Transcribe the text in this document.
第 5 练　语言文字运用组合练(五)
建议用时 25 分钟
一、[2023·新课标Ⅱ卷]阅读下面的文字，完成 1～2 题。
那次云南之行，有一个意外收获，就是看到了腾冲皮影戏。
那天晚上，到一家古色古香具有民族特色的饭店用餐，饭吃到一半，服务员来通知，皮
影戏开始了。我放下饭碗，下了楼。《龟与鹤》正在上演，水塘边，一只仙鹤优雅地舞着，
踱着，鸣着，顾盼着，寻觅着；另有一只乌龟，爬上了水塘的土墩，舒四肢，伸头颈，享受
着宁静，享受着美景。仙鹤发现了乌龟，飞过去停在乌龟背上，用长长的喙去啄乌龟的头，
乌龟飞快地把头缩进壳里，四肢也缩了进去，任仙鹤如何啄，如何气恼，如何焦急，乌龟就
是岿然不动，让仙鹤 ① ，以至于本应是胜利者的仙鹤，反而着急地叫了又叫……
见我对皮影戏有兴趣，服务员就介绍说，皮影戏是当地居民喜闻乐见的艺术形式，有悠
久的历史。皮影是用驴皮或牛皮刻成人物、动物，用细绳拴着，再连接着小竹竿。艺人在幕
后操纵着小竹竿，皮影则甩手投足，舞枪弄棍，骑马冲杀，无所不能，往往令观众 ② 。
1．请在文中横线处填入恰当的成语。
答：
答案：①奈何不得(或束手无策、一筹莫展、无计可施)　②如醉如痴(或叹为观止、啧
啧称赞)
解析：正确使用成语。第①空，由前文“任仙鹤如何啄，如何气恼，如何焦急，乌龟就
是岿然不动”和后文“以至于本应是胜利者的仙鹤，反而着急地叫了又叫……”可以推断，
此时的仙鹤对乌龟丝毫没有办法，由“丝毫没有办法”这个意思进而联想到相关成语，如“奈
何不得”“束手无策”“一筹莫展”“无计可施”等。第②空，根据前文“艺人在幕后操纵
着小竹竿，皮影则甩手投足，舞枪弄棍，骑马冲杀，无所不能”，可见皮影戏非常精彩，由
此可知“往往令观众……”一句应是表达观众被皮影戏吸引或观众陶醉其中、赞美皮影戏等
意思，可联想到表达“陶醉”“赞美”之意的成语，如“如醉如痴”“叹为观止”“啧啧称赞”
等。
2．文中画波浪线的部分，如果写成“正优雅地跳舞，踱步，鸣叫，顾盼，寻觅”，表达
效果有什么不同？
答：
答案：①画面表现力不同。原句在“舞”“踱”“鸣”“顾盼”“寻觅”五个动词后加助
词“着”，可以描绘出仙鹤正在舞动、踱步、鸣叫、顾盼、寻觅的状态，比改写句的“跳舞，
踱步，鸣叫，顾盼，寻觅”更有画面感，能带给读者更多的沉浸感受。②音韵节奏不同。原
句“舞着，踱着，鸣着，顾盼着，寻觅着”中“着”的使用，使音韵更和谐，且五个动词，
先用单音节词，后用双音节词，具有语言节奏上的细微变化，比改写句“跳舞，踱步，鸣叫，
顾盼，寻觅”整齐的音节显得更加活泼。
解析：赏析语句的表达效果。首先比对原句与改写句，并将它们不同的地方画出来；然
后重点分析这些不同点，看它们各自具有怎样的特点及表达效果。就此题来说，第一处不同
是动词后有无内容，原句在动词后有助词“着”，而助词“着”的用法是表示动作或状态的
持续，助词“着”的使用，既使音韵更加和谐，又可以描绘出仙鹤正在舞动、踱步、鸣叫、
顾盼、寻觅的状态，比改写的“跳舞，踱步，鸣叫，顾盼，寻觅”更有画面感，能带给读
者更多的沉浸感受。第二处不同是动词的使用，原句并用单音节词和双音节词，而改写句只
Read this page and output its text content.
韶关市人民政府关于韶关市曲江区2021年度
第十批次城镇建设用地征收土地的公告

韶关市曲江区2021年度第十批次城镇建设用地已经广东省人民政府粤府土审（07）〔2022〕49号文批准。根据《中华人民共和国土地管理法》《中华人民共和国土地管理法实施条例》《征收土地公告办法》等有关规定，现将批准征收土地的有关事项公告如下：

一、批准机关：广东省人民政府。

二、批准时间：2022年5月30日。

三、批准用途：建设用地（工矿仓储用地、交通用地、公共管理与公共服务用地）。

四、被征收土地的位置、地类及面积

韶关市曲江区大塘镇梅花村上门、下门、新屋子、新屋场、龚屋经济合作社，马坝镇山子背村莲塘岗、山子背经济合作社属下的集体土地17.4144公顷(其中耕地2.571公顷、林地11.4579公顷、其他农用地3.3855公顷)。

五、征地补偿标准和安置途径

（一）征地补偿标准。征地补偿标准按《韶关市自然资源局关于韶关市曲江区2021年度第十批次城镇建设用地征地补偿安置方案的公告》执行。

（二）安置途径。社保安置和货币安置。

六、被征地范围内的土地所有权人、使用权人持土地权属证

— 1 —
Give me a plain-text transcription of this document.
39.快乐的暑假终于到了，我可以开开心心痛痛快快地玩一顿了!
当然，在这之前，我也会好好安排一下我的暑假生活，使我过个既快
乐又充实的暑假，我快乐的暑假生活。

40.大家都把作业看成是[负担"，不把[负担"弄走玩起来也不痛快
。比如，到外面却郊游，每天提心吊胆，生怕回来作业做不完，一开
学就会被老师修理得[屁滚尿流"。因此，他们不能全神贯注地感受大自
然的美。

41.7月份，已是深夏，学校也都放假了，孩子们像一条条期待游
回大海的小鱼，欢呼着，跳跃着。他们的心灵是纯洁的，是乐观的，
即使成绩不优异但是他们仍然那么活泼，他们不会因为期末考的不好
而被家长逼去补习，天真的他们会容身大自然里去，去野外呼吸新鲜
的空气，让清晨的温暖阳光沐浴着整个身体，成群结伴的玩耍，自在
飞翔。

_Brief_
All of the entries need to be reproduced exactly; please write them out.

_Written solution_
Transcribe the text in this document.
第 5 练　语言文字运用组合练(五)
建议用时 25 分钟
一、[2023·新课标Ⅱ卷]阅读下面的文字，完成 1～2 题。
那次云南之行，有一个意外收获，就是看到了腾冲皮影戏。
那天晚上，到一家古色古香具有民族特色的饭店用餐，饭吃到一半，服务员来通知，皮
影戏开始了。我放下饭碗，下了楼。《龟与鹤》正在上演，水塘边，一只仙鹤优雅地舞着，
踱着，鸣着，顾盼着，寻觅着；另有一只乌龟，爬上了水塘的土墩，舒四肢，伸头颈，享受
着宁静，享受着美景。仙鹤发现了乌龟，飞过去停在乌龟背上，用长长的喙去啄乌龟的头，
乌龟飞快地把头缩进壳里，四肢也缩了进去，任仙鹤如何啄，如何气恼，如何焦急，乌龟就
是岿然不动，让仙鹤 ① ，以至于本应是胜利者的仙鹤，反而着急地叫了又叫……
见我对皮影戏有兴趣，服务员就介绍说，皮影戏是当地居民喜闻乐见的艺术形式，有悠
久的历史。皮影是用驴皮或牛皮刻成人物、动物，用细绳拴着，再连接着小竹竿。艺人在幕
后操纵着小竹竿，皮影则甩手投足，舞枪弄棍，骑马冲杀，无所不能，往往令观众 ② 。
1．请在文中横线处填入恰当的成语。
答：
答案：①奈何不得(或束手无策、一筹莫展、无计可施)　②如醉如痴(或叹为观止、啧
啧称赞)
解析：正确使用成语。第①空，由前文“任仙鹤如何啄，如何气恼，如何焦急，乌龟就
是岿然不动”和后文“以至于本应是胜利者的仙鹤，反而着急地叫了又叫……”可以推断，
此时的仙鹤对乌龟丝毫没有办法，由“丝毫没有办法”这个意思进而联想到相关成语，如“奈
何不得”“束手无策”“一筹莫展”“无计可施”等。第②空，根据前文“艺人在幕后操纵
着小竹竿，皮影则甩手投足，舞枪弄棍，骑马冲杀，无所不能”，可见皮影戏非常精彩，由
此可知“往往令观众……”一句应是表达观众被皮影戏吸引或观众陶醉其中、赞美皮影戏等
意思，可联想到表达“陶醉”“赞美”之意的成语，如“如醉如痴”“叹为观止”“啧啧称赞”
等。
2．文中画波浪线的部分，如果写成“正优雅地跳舞，踱步，鸣叫，顾盼，寻觅”，表达
效果有什么不同？
答：
答案：①画面表现力不同。原句在“舞”“踱”“鸣”“顾盼”“寻觅”五个动词后加助
词“着”，可以描绘出仙鹤正在舞动、踱步、鸣叫、顾盼、寻觅的状态，比改写句的“跳舞，
踱步，鸣叫，顾盼，寻觅”更有画面感，能带给读者更多的沉浸感受。②音韵节奏不同。原
句“舞着，踱着，鸣着，顾盼着，寻觅着”中“着”的使用，使音韵更和谐，且五个动词，
先用单音节词，后用双音节词，具有语言节奏上的细微变化，比改写句“跳舞，踱步，鸣叫，
顾盼，寻觅”整齐的音节显得更加活泼。
解析：赏析语句的表达效果。首先比对原句与改写句，并将它们不同的地方画出来；然
后重点分析这些不同点，看它们各自具有怎样的特点及表达效果。就此题来说，第一处不同
是动词后有无内容，原句在动词后有助词“着”，而助词“着”的用法是表示动作或状态的
持续，助词“着”的使用，既使音韵更加和谐，又可以描绘出仙鹤正在舞动、踱步、鸣叫、
顾盼、寻觅的状态，比改写的“跳舞，踱步，鸣叫，顾盼，寻觅”更有画面感，能带给读
者更多的沉浸感受。第二处不同是动词的使用，原句并用单音节词和双音节词，而改写句只
Read this page and output its text content.
韶关市人民政府关于韶关市曲江区2021年度
第十批次城镇建设用地征收土地的公告

韶关市曲江区2021年度第十批次城镇建设用地已经广东省人民政府粤府土审（07）〔2022〕49号文批准。根据《中华人民共和国土地管理法》《中华人民共和国土地管理法实施条例》《征收土地公告办法》等有关规定，现将批准征收土地的有关事项公告如下：

一、批准机关：广东省人民政府。

二、批准时间：2022年5月30日。

三、批准用途：建设用地（工矿仓储用地、交通用地、公共管理与公共服务用地）。

四、被征收土地的位置、地类及面积

韶关市曲江区大塘镇梅花村上门、下门、新屋子、新屋场、龚屋经济合作社，马坝镇山子背村莲塘岗、山子背经济合作社属下的集体土地17.4144公顷(其中耕地2.571公顷、林地11.4579公顷、其他农用地3.3855公顷)。

五、征地补偿标准和安置途径

（一）征地补偿标准。征地补偿标准按《韶关市自然资源局关于韶关市曲江区2021年度第十批次城镇建设用地征地补偿安置方案的公告》执行。

（二）安置途径。社保安置和货币安置。

六、被征地范围内的土地所有权人、使用权人持土地权属证

— 1 —
Give me a plain-text transcription of this document.
39.快乐的暑假终于到了，我可以开开心心痛痛快快地玩一顿了!
当然，在这之前，我也会好好安排一下我的暑假生活，使我过个既快
乐又充实的暑假，我快乐的暑假生活。

40.大家都把作业看成是[负担"，不把[负担"弄走玩起来也不痛快
。比如，到外面却郊游，每天提心吊胆，生怕回来作业做不完，一开
学就会被老师修理得[屁滚尿流"。因此，他们不能全神贯注地感受大自
然的美。

41.7月份，已是深夏，学校也都放假了，孩子们像一条条期待游
回大海的小鱼，欢呼着，跳跃着。他们的心灵是纯洁的，是乐观的，
即使成绩不优异但是他们仍然那么活泼，他们不会因为期末考的不好
而被家长逼去补习，天真的他们会容身大自然里去，去野外呼吸新鲜
的空气，让清晨的温暖阳光沐浴着整个身体，成群结伴的玩耍，自在
飞翔。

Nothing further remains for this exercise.